Entries taken from a collection:
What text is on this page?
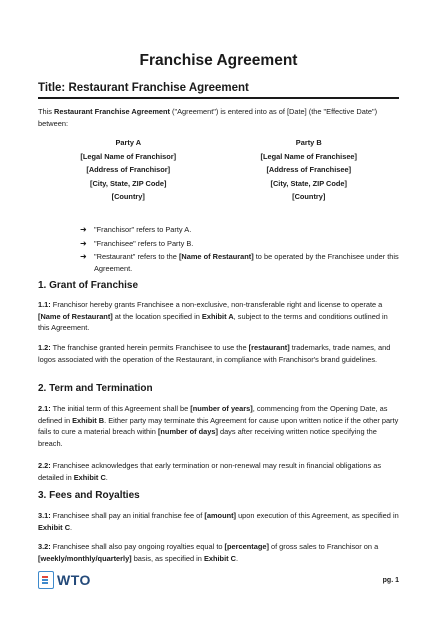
Franchise Agreement
Title: Restaurant Franchise Agreement

This Restaurant Franchise Agreement ("Agreement") is entered into as of [Date] (the "Effective Date") between:

Party A
[Legal Name of Franchisor]
[Address of Franchisor]
[City, State, ZIP Code]
[Country]
Party B
[Legal Name of Franchisee]
[Address of Franchisee]
[City, State, ZIP Code]
[Country]
➜ "Franchisor" refers to Party A.
➜ "Franchisee" refers to Party B.
➜ "Restaurant" refers to the [Name of Restaurant] to be operated by the Franchisee under this Agreement.
1. Grant of Franchise

1.1: Franchisor hereby grants Franchisee a non-exclusive, non-transferable right and license to operate a [Name of Restaurant] at the location specified in Exhibit A, subject to the terms and conditions outlined in this Agreement.

1.2: The franchise granted herein permits Franchisee to use the [restaurant] trademarks, trade names, and logos associated with the operation of the Restaurant, in compliance with Franchisor's brand guidelines.

2. Term and Termination

2.1: The initial term of this Agreement shall be [number of years], commencing from the Opening Date, as defined in Exhibit B. Either party may terminate this Agreement for cause upon written notice if the other party fails to cure a material breach within [number of days] days after receiving written notice specifying the breach.

2.2: Franchisee acknowledges that early termination or non-renewal may result in financial obligations as detailed in Exhibit C.

3. Fees and Royalties

3.1: Franchisee shall pay an initial franchise fee of [amount] upon execution of this Agreement, as specified in Exhibit C.

3.2: Franchisee shall also pay ongoing royalties equal to [percentage] of gross sales to Franchisor on a [weekly/monthly/quarterly] basis, as specified in Exhibit C.

WTO	pg. 1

TASK REQUIREMENTS: Output each line exactly; omit every picture.

RESULT OF THIS EXERCISE:
What text is on this page?
Franchise Agreement
Title: Restaurant Franchise Agreement

This Restaurant Franchise Agreement ("Agreement") is entered into as of [Date] (the "Effective Date") between:

Party A
[Legal Name of Franchisor]
[Address of Franchisor]
[City, State, ZIP Code]
[Country]
Party B
[Legal Name of Franchisee]
[Address of Franchisee]
[City, State, ZIP Code]
[Country]
➜ "Franchisor" refers to Party A.
➜ "Franchisee" refers to Party B.
➜ "Restaurant" refers to the [Name of Restaurant] to be operated by the Franchisee under this Agreement.
1. Grant of Franchise

1.1: Franchisor hereby grants Franchisee a non-exclusive, non-transferable right and license to operate a [Name of Restaurant] at the location specified in Exhibit A, subject to the terms and conditions outlined in this Agreement.

1.2: The franchise granted herein permits Franchisee to use the [restaurant] trademarks, trade names, and logos associated with the operation of the Restaurant, in compliance with Franchisor's brand guidelines.

2. Term and Termination

2.1: The initial term of this Agreement shall be [number of years], commencing from the Opening Date, as defined in Exhibit B. Either party may terminate this Agreement for cause upon written notice if the other party fails to cure a material breach within [number of days] days after receiving written notice specifying the breach.

2.2: Franchisee acknowledges that early termination or non-renewal may result in financial obligations as detailed in Exhibit C.

3. Fees and Royalties

3.1: Franchisee shall pay an initial franchise fee of [amount] upon execution of this Agreement, as specified in Exhibit C.

3.2: Franchisee shall also pay ongoing royalties equal to [percentage] of gross sales to Franchisor on a [weekly/monthly/quarterly] basis, as specified in Exhibit C.

WTO	pg. 1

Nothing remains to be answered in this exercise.